## AIM OF THE EXERCISE
Look through the data below and count each line where the word "Llorente" appears. Reply with the count alone.

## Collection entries

* start *

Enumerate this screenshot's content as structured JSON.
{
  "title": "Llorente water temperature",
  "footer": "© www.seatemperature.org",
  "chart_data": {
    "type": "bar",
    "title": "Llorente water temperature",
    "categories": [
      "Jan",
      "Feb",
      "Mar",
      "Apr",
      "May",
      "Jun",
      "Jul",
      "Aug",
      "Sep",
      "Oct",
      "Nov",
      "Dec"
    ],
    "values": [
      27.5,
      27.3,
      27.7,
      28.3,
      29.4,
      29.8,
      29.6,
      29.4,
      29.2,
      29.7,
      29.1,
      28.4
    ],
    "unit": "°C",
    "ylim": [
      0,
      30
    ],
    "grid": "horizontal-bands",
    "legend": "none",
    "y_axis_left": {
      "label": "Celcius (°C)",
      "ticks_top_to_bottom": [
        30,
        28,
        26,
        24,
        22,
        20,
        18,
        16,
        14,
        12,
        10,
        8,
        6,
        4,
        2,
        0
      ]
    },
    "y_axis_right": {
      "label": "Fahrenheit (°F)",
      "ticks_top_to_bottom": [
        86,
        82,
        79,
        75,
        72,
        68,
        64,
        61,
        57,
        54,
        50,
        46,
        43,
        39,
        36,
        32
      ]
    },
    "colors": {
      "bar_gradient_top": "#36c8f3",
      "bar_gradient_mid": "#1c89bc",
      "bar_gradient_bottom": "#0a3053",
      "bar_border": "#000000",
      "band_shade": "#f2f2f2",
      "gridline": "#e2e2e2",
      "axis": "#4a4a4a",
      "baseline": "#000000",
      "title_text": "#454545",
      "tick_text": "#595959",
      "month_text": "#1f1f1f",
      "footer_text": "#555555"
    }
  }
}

* end *

## THE SOLUTION
2